● **Source data**

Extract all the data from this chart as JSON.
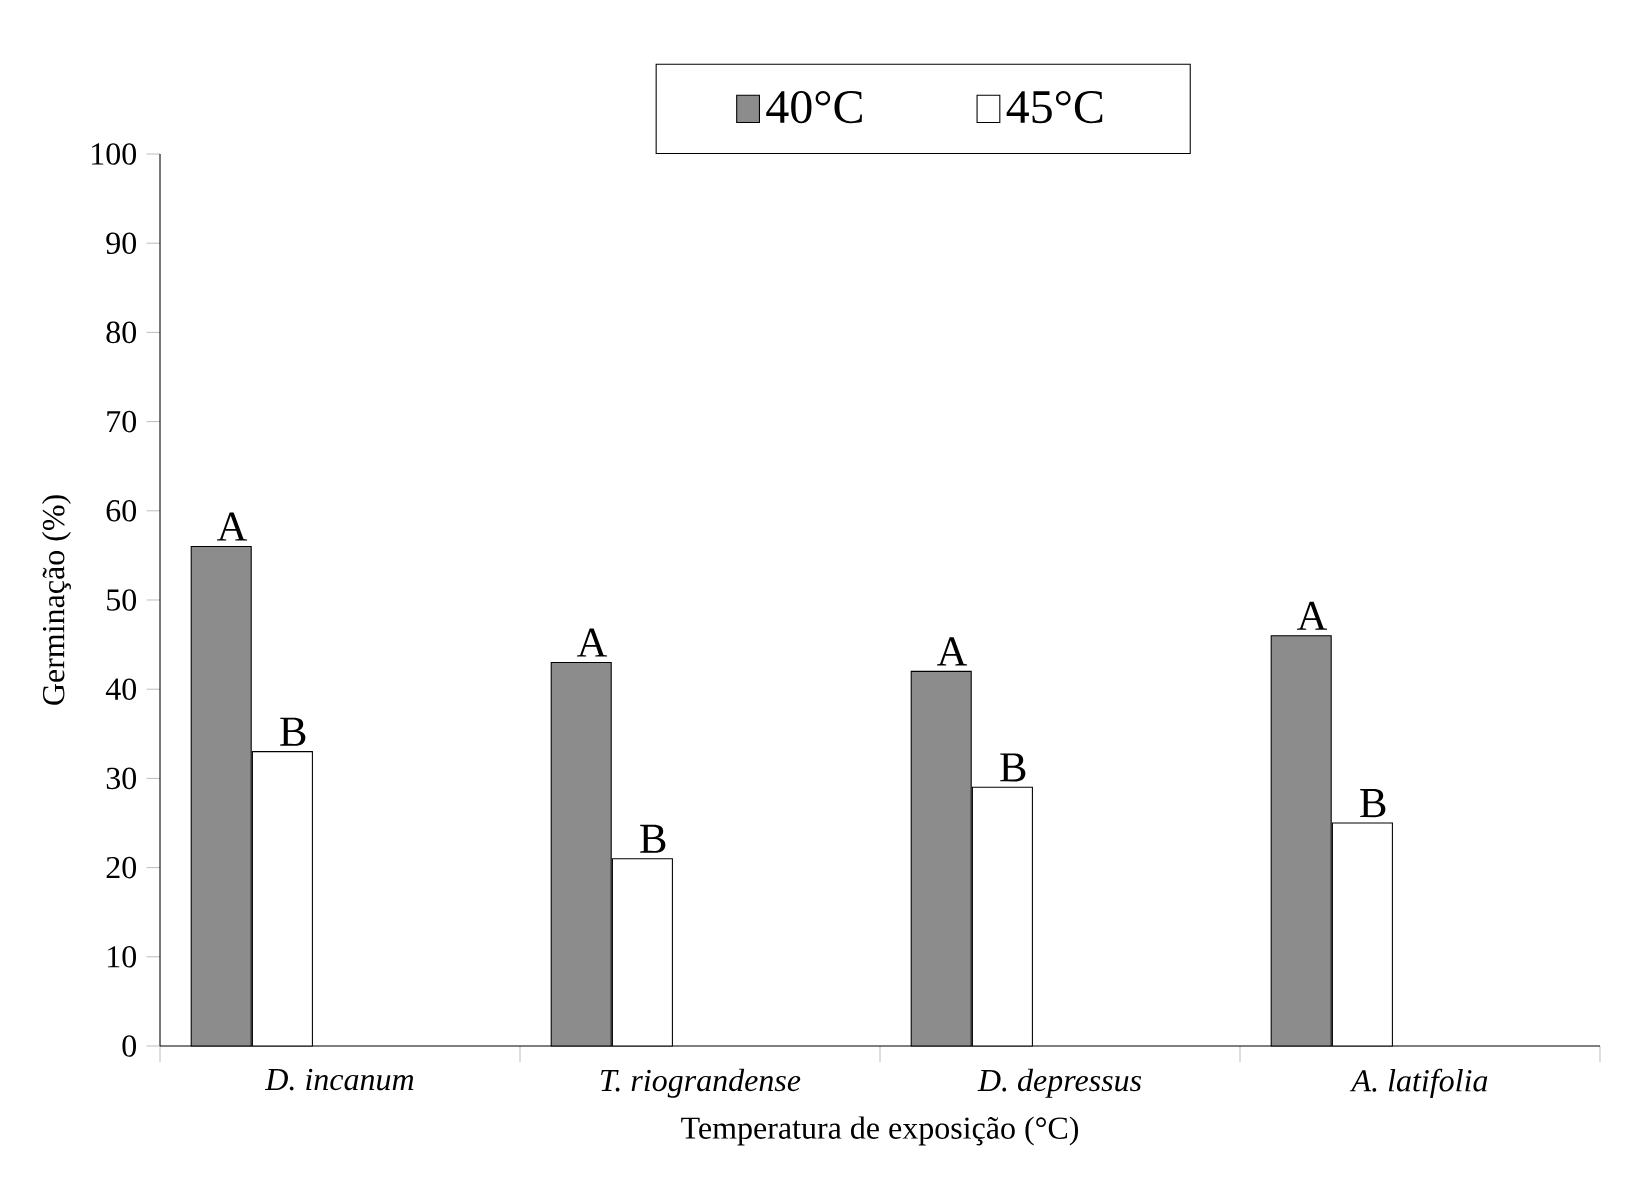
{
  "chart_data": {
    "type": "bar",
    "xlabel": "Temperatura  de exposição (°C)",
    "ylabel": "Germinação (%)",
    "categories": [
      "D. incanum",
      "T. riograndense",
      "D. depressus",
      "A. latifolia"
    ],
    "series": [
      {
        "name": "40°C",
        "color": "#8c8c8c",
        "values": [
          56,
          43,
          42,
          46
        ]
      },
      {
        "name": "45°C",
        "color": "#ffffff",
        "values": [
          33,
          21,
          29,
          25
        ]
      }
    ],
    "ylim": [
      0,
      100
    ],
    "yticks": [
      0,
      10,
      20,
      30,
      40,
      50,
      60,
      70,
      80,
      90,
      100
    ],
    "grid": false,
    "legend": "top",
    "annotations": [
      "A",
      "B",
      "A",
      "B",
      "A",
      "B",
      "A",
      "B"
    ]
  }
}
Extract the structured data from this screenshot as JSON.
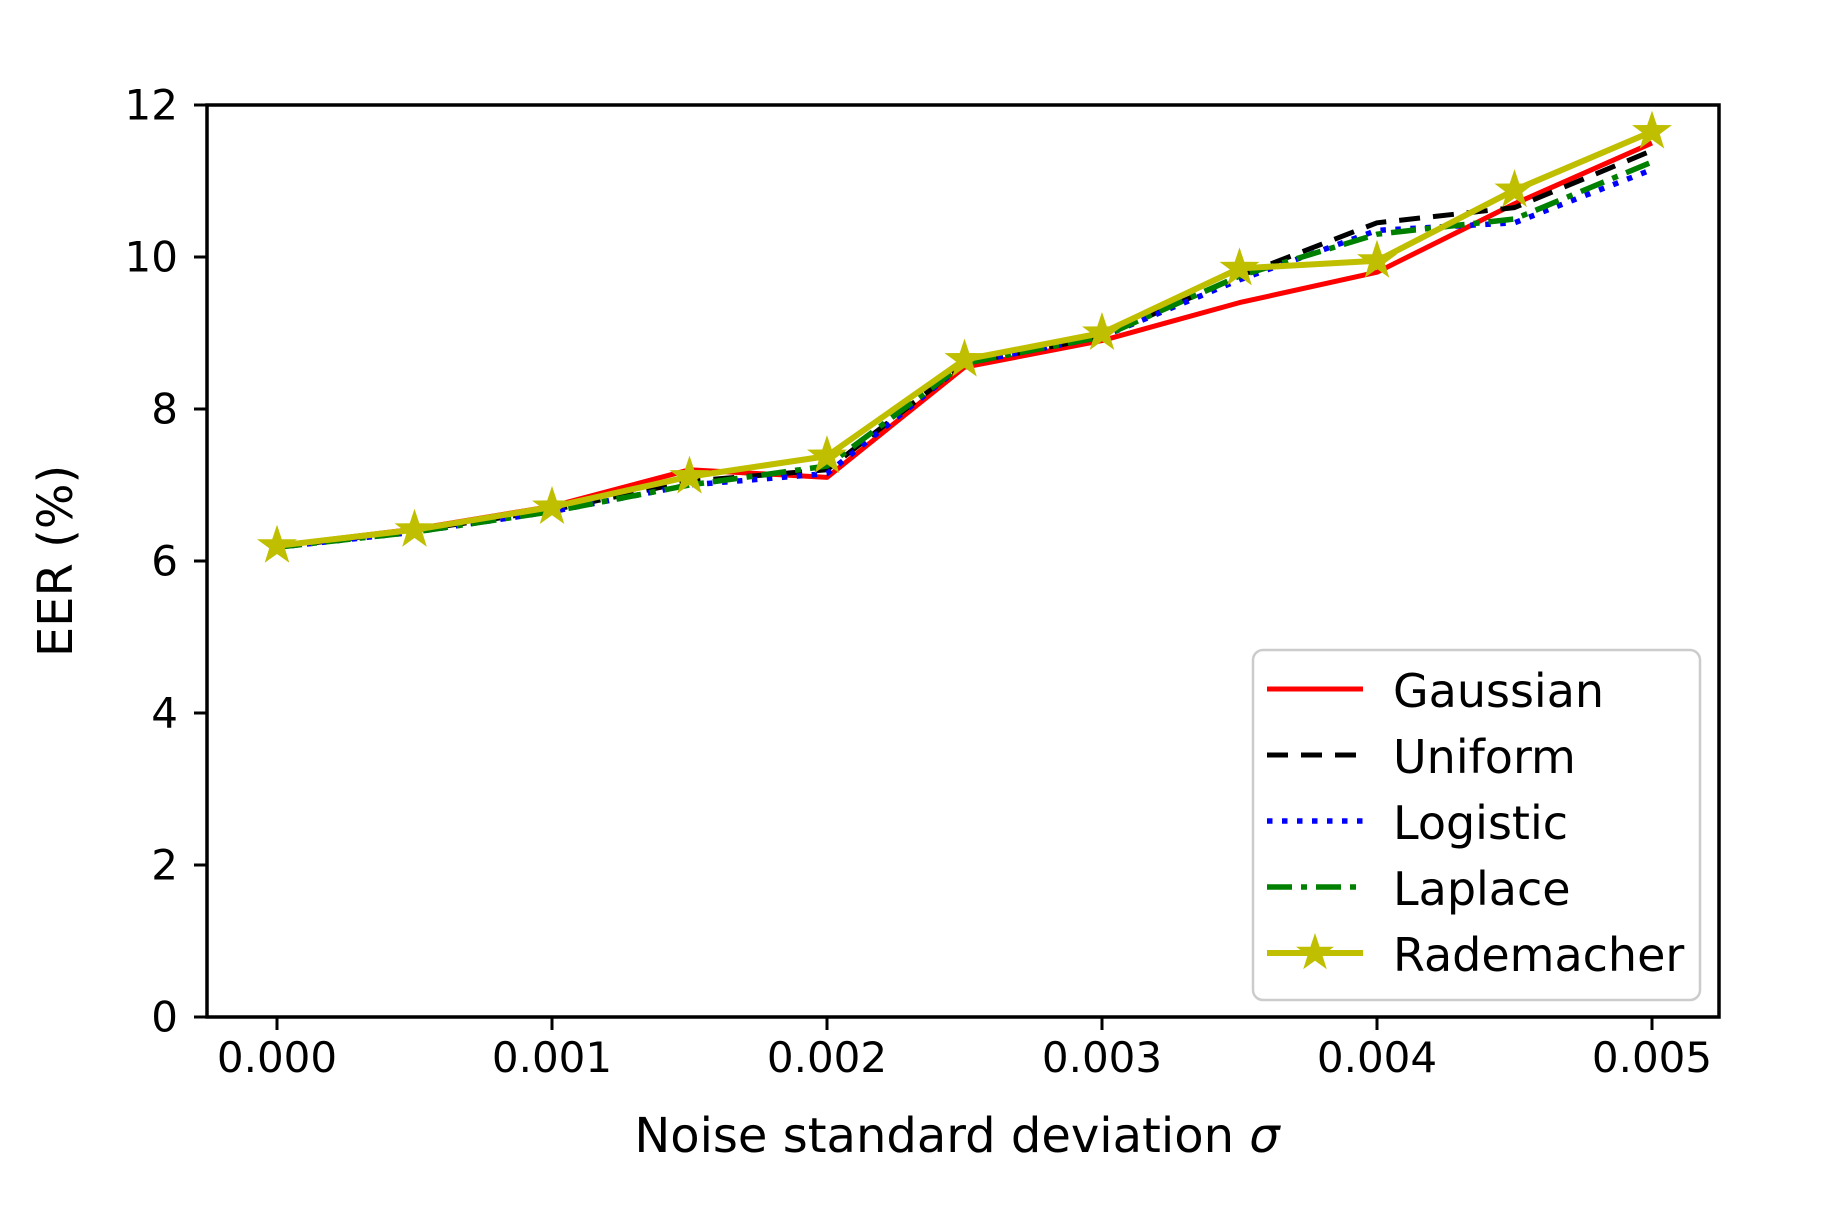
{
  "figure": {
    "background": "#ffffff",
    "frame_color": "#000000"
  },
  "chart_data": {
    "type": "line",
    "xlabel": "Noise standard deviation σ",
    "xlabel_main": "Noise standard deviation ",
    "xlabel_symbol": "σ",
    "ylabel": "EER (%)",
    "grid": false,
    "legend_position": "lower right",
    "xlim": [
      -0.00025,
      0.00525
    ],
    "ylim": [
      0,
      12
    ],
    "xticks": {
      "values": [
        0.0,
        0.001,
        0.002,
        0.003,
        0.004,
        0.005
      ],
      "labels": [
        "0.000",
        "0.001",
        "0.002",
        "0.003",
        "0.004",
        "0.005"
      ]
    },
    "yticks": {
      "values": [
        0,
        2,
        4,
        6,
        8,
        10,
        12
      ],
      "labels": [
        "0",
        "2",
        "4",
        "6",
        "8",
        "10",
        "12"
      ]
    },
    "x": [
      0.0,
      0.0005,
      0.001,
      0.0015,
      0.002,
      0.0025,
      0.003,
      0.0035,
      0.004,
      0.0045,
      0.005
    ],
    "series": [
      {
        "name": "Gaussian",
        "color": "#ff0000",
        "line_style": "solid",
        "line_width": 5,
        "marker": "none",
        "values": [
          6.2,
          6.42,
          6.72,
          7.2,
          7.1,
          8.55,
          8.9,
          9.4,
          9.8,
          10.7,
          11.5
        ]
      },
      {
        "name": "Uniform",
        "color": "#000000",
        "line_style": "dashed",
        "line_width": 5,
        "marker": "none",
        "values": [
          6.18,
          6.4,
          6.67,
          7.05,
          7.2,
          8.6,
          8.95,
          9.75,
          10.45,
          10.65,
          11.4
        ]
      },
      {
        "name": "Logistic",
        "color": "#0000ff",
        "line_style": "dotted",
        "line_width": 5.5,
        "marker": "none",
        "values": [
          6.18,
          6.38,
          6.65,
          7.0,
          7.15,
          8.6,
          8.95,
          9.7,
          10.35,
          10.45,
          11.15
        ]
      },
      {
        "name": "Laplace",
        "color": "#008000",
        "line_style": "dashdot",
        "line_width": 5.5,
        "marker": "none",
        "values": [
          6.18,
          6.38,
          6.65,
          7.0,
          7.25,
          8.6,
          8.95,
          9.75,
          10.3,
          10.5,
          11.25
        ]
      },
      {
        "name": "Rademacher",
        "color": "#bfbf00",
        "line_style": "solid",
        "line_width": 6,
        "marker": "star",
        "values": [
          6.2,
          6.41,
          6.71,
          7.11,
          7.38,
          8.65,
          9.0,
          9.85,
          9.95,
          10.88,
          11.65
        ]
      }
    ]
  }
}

● **OBJECTIVE**
Omit the pictures, and quote the material above exactly as given.

● **THE REPLY**
Extract all the data from this chart as JSON.
{
  "chart_data": {
    "type": "bar",
    "xlabel": "Temperatura  de exposição (°C)",
    "ylabel": "Germinação (%)",
    "categories": [
      "D. incanum",
      "T. riograndense",
      "D. depressus",
      "A. latifolia"
    ],
    "series": [
      {
        "name": "40°C",
        "color": "#8c8c8c",
        "values": [
          56,
          43,
          42,
          46
        ]
      },
      {
        "name": "45°C",
        "color": "#ffffff",
        "values": [
          33,
          21,
          29,
          25
        ]
      }
    ],
    "ylim": [
      0,
      100
    ],
    "yticks": [
      0,
      10,
      20,
      30,
      40,
      50,
      60,
      70,
      80,
      90,
      100
    ],
    "grid": false,
    "legend": "top",
    "annotations": [
      "A",
      "B",
      "A",
      "B",
      "A",
      "B",
      "A",
      "B"
    ]
  }
}
Extract the structured data from this screenshot as JSON.
{
  "figure": {
    "background": "#ffffff",
    "frame_color": "#000000"
  },
  "chart_data": {
    "type": "line",
    "xlabel": "Noise standard deviation σ",
    "xlabel_main": "Noise standard deviation ",
    "xlabel_symbol": "σ",
    "ylabel": "EER (%)",
    "grid": false,
    "legend_position": "lower right",
    "xlim": [
      -0.00025,
      0.00525
    ],
    "ylim": [
      0,
      12
    ],
    "xticks": {
      "values": [
        0.0,
        0.001,
        0.002,
        0.003,
        0.004,
        0.005
      ],
      "labels": [
        "0.000",
        "0.001",
        "0.002",
        "0.003",
        "0.004",
        "0.005"
      ]
    },
    "yticks": {
      "values": [
        0,
        2,
        4,
        6,
        8,
        10,
        12
      ],
      "labels": [
        "0",
        "2",
        "4",
        "6",
        "8",
        "10",
        "12"
      ]
    },
    "x": [
      0.0,
      0.0005,
      0.001,
      0.0015,
      0.002,
      0.0025,
      0.003,
      0.0035,
      0.004,
      0.0045,
      0.005
    ],
    "series": [
      {
        "name": "Gaussian",
        "color": "#ff0000",
        "line_style": "solid",
        "line_width": 5,
        "marker": "none",
        "values": [
          6.2,
          6.42,
          6.72,
          7.2,
          7.1,
          8.55,
          8.9,
          9.4,
          9.8,
          10.7,
          11.5
        ]
      },
      {
        "name": "Uniform",
        "color": "#000000",
        "line_style": "dashed",
        "line_width": 5,
        "marker": "none",
        "values": [
          6.18,
          6.4,
          6.67,
          7.05,
          7.2,
          8.6,
          8.95,
          9.75,
          10.45,
          10.65,
          11.4
        ]
      },
      {
        "name": "Logistic",
        "color": "#0000ff",
        "line_style": "dotted",
        "line_width": 5.5,
        "marker": "none",
        "values": [
          6.18,
          6.38,
          6.65,
          7.0,
          7.15,
          8.6,
          8.95,
          9.7,
          10.35,
          10.45,
          11.15
        ]
      },
      {
        "name": "Laplace",
        "color": "#008000",
        "line_style": "dashdot",
        "line_width": 5.5,
        "marker": "none",
        "values": [
          6.18,
          6.38,
          6.65,
          7.0,
          7.25,
          8.6,
          8.95,
          9.75,
          10.3,
          10.5,
          11.25
        ]
      },
      {
        "name": "Rademacher",
        "color": "#bfbf00",
        "line_style": "solid",
        "line_width": 6,
        "marker": "star",
        "values": [
          6.2,
          6.41,
          6.71,
          7.11,
          7.38,
          8.65,
          9.0,
          9.85,
          9.95,
          10.88,
          11.65
        ]
      }
    ]
  }
}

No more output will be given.